■ GIVEN RECORDS:
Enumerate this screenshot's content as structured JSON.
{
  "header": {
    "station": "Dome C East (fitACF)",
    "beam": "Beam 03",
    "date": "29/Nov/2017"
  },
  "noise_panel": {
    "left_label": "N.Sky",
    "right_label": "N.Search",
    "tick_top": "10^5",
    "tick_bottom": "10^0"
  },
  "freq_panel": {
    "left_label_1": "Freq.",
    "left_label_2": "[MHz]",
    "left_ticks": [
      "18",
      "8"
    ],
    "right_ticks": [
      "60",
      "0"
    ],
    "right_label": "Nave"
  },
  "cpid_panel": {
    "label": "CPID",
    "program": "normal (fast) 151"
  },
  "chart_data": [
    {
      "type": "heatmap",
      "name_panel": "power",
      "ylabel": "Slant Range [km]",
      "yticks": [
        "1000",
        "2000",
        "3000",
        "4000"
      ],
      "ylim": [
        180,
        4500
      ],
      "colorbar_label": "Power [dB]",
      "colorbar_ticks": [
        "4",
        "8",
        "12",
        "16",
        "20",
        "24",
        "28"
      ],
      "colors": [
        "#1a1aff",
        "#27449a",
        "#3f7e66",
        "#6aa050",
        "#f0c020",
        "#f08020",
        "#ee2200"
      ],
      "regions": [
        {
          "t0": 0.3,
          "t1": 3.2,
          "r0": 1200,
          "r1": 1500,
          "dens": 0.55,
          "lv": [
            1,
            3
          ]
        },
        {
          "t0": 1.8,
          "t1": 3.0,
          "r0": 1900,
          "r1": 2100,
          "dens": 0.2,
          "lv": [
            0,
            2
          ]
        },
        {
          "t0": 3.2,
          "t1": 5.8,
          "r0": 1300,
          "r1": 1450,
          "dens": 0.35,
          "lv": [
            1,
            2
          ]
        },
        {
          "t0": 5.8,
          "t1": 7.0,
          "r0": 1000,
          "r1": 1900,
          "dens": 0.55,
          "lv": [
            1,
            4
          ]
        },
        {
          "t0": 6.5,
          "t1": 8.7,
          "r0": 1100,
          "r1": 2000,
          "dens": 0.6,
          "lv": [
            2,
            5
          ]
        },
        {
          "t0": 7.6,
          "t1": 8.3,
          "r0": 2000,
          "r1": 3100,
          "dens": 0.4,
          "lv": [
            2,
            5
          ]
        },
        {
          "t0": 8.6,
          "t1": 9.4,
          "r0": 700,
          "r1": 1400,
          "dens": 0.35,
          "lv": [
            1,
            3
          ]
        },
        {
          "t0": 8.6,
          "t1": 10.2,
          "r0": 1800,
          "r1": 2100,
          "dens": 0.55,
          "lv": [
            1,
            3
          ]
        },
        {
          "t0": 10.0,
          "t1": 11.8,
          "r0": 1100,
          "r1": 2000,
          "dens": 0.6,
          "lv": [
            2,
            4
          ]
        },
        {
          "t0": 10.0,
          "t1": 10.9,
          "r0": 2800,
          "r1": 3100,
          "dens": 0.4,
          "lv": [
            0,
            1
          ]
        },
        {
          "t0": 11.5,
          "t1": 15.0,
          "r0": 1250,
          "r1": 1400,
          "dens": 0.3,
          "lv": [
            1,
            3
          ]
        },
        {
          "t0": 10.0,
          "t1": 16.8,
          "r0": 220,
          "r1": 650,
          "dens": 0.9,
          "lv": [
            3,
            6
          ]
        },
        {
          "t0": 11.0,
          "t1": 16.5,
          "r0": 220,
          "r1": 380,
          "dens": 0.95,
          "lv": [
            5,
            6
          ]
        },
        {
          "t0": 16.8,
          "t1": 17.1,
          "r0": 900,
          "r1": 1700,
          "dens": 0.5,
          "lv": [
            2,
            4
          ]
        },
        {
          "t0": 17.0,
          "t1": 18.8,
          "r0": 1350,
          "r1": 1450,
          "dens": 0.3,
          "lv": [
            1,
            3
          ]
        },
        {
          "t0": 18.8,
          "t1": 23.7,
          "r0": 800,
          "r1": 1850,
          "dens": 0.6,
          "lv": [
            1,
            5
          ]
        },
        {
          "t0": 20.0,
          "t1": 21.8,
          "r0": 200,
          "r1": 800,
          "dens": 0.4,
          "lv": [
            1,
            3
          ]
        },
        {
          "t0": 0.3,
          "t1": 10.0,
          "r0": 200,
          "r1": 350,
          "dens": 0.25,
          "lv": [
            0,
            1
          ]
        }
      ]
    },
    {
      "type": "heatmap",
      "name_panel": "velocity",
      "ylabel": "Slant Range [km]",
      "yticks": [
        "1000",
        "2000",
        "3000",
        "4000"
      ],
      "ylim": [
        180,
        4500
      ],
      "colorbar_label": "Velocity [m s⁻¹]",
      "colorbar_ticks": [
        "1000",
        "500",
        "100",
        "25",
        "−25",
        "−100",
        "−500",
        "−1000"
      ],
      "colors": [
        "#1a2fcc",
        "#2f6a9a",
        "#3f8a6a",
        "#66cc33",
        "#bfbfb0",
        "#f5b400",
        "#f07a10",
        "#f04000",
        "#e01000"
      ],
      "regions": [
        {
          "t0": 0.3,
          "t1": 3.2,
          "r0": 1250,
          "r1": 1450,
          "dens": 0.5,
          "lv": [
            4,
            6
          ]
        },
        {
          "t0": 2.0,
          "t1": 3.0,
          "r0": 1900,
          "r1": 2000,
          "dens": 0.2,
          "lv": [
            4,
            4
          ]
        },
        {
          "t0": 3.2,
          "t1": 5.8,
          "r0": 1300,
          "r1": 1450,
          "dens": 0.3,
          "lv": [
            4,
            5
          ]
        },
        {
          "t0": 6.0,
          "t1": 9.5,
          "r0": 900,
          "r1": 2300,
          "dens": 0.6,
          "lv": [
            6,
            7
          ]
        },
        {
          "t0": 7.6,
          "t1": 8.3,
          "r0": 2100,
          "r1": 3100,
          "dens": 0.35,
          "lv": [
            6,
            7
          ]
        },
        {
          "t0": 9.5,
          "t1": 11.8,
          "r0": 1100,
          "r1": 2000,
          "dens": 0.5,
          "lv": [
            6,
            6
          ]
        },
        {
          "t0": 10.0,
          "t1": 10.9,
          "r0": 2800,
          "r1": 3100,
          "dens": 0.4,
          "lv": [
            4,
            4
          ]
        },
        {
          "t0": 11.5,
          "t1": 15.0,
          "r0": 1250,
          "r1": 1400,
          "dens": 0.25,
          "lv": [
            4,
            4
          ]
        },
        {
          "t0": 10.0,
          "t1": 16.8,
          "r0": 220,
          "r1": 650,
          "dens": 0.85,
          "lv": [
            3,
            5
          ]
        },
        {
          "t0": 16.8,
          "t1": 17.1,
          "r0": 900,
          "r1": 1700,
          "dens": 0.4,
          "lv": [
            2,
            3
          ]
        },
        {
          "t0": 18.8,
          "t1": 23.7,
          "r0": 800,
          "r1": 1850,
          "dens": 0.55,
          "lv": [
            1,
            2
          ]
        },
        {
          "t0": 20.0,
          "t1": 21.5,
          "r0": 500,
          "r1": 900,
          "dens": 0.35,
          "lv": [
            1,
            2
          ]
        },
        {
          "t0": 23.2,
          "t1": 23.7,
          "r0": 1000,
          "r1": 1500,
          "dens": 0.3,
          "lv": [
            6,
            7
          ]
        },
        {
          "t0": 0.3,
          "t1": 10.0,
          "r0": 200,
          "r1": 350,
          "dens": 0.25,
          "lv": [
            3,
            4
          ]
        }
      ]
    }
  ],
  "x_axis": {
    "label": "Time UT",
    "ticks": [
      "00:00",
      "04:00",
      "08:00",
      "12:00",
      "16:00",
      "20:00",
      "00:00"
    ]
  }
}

■ THE PROBLEM: Extract all of the data shown above and repeat it verbatim.

■ THE OUTPUT:
Enumerate this screenshot's content as structured JSON.
{
  "header": {
    "station": "Dome C East (fitACF)",
    "beam": "Beam 03",
    "date": "29/Nov/2017"
  },
  "noise_panel": {
    "left_label": "N.Sky",
    "right_label": "N.Search",
    "tick_top": "10^5",
    "tick_bottom": "10^0"
  },
  "freq_panel": {
    "left_label_1": "Freq.",
    "left_label_2": "[MHz]",
    "left_ticks": [
      "18",
      "8"
    ],
    "right_ticks": [
      "60",
      "0"
    ],
    "right_label": "Nave"
  },
  "cpid_panel": {
    "label": "CPID",
    "program": "normal (fast) 151"
  },
  "chart_data": [
    {
      "type": "heatmap",
      "name_panel": "power",
      "ylabel": "Slant Range [km]",
      "yticks": [
        "1000",
        "2000",
        "3000",
        "4000"
      ],
      "ylim": [
        180,
        4500
      ],
      "colorbar_label": "Power [dB]",
      "colorbar_ticks": [
        "4",
        "8",
        "12",
        "16",
        "20",
        "24",
        "28"
      ],
      "colors": [
        "#1a1aff",
        "#27449a",
        "#3f7e66",
        "#6aa050",
        "#f0c020",
        "#f08020",
        "#ee2200"
      ],
      "regions": [
        {
          "t0": 0.3,
          "t1": 3.2,
          "r0": 1200,
          "r1": 1500,
          "dens": 0.55,
          "lv": [
            1,
            3
          ]
        },
        {
          "t0": 1.8,
          "t1": 3.0,
          "r0": 1900,
          "r1": 2100,
          "dens": 0.2,
          "lv": [
            0,
            2
          ]
        },
        {
          "t0": 3.2,
          "t1": 5.8,
          "r0": 1300,
          "r1": 1450,
          "dens": 0.35,
          "lv": [
            1,
            2
          ]
        },
        {
          "t0": 5.8,
          "t1": 7.0,
          "r0": 1000,
          "r1": 1900,
          "dens": 0.55,
          "lv": [
            1,
            4
          ]
        },
        {
          "t0": 6.5,
          "t1": 8.7,
          "r0": 1100,
          "r1": 2000,
          "dens": 0.6,
          "lv": [
            2,
            5
          ]
        },
        {
          "t0": 7.6,
          "t1": 8.3,
          "r0": 2000,
          "r1": 3100,
          "dens": 0.4,
          "lv": [
            2,
            5
          ]
        },
        {
          "t0": 8.6,
          "t1": 9.4,
          "r0": 700,
          "r1": 1400,
          "dens": 0.35,
          "lv": [
            1,
            3
          ]
        },
        {
          "t0": 8.6,
          "t1": 10.2,
          "r0": 1800,
          "r1": 2100,
          "dens": 0.55,
          "lv": [
            1,
            3
          ]
        },
        {
          "t0": 10.0,
          "t1": 11.8,
          "r0": 1100,
          "r1": 2000,
          "dens": 0.6,
          "lv": [
            2,
            4
          ]
        },
        {
          "t0": 10.0,
          "t1": 10.9,
          "r0": 2800,
          "r1": 3100,
          "dens": 0.4,
          "lv": [
            0,
            1
          ]
        },
        {
          "t0": 11.5,
          "t1": 15.0,
          "r0": 1250,
          "r1": 1400,
          "dens": 0.3,
          "lv": [
            1,
            3
          ]
        },
        {
          "t0": 10.0,
          "t1": 16.8,
          "r0": 220,
          "r1": 650,
          "dens": 0.9,
          "lv": [
            3,
            6
          ]
        },
        {
          "t0": 11.0,
          "t1": 16.5,
          "r0": 220,
          "r1": 380,
          "dens": 0.95,
          "lv": [
            5,
            6
          ]
        },
        {
          "t0": 16.8,
          "t1": 17.1,
          "r0": 900,
          "r1": 1700,
          "dens": 0.5,
          "lv": [
            2,
            4
          ]
        },
        {
          "t0": 17.0,
          "t1": 18.8,
          "r0": 1350,
          "r1": 1450,
          "dens": 0.3,
          "lv": [
            1,
            3
          ]
        },
        {
          "t0": 18.8,
          "t1": 23.7,
          "r0": 800,
          "r1": 1850,
          "dens": 0.6,
          "lv": [
            1,
            5
          ]
        },
        {
          "t0": 20.0,
          "t1": 21.8,
          "r0": 200,
          "r1": 800,
          "dens": 0.4,
          "lv": [
            1,
            3
          ]
        },
        {
          "t0": 0.3,
          "t1": 10.0,
          "r0": 200,
          "r1": 350,
          "dens": 0.25,
          "lv": [
            0,
            1
          ]
        }
      ]
    },
    {
      "type": "heatmap",
      "name_panel": "velocity",
      "ylabel": "Slant Range [km]",
      "yticks": [
        "1000",
        "2000",
        "3000",
        "4000"
      ],
      "ylim": [
        180,
        4500
      ],
      "colorbar_label": "Velocity [m s⁻¹]",
      "colorbar_ticks": [
        "1000",
        "500",
        "100",
        "25",
        "−25",
        "−100",
        "−500",
        "−1000"
      ],
      "colors": [
        "#1a2fcc",
        "#2f6a9a",
        "#3f8a6a",
        "#66cc33",
        "#bfbfb0",
        "#f5b400",
        "#f07a10",
        "#f04000",
        "#e01000"
      ],
      "regions": [
        {
          "t0": 0.3,
          "t1": 3.2,
          "r0": 1250,
          "r1": 1450,
          "dens": 0.5,
          "lv": [
            4,
            6
          ]
        },
        {
          "t0": 2.0,
          "t1": 3.0,
          "r0": 1900,
          "r1": 2000,
          "dens": 0.2,
          "lv": [
            4,
            4
          ]
        },
        {
          "t0": 3.2,
          "t1": 5.8,
          "r0": 1300,
          "r1": 1450,
          "dens": 0.3,
          "lv": [
            4,
            5
          ]
        },
        {
          "t0": 6.0,
          "t1": 9.5,
          "r0": 900,
          "r1": 2300,
          "dens": 0.6,
          "lv": [
            6,
            7
          ]
        },
        {
          "t0": 7.6,
          "t1": 8.3,
          "r0": 2100,
          "r1": 3100,
          "dens": 0.35,
          "lv": [
            6,
            7
          ]
        },
        {
          "t0": 9.5,
          "t1": 11.8,
          "r0": 1100,
          "r1": 2000,
          "dens": 0.5,
          "lv": [
            6,
            6
          ]
        },
        {
          "t0": 10.0,
          "t1": 10.9,
          "r0": 2800,
          "r1": 3100,
          "dens": 0.4,
          "lv": [
            4,
            4
          ]
        },
        {
          "t0": 11.5,
          "t1": 15.0,
          "r0": 1250,
          "r1": 1400,
          "dens": 0.25,
          "lv": [
            4,
            4
          ]
        },
        {
          "t0": 10.0,
          "t1": 16.8,
          "r0": 220,
          "r1": 650,
          "dens": 0.85,
          "lv": [
            3,
            5
          ]
        },
        {
          "t0": 16.8,
          "t1": 17.1,
          "r0": 900,
          "r1": 1700,
          "dens": 0.4,
          "lv": [
            2,
            3
          ]
        },
        {
          "t0": 18.8,
          "t1": 23.7,
          "r0": 800,
          "r1": 1850,
          "dens": 0.55,
          "lv": [
            1,
            2
          ]
        },
        {
          "t0": 20.0,
          "t1": 21.5,
          "r0": 500,
          "r1": 900,
          "dens": 0.35,
          "lv": [
            1,
            2
          ]
        },
        {
          "t0": 23.2,
          "t1": 23.7,
          "r0": 1000,
          "r1": 1500,
          "dens": 0.3,
          "lv": [
            6,
            7
          ]
        },
        {
          "t0": 0.3,
          "t1": 10.0,
          "r0": 200,
          "r1": 350,
          "dens": 0.25,
          "lv": [
            3,
            4
          ]
        }
      ]
    }
  ],
  "x_axis": {
    "label": "Time UT",
    "ticks": [
      "00:00",
      "04:00",
      "08:00",
      "12:00",
      "16:00",
      "20:00",
      "00:00"
    ]
  }
}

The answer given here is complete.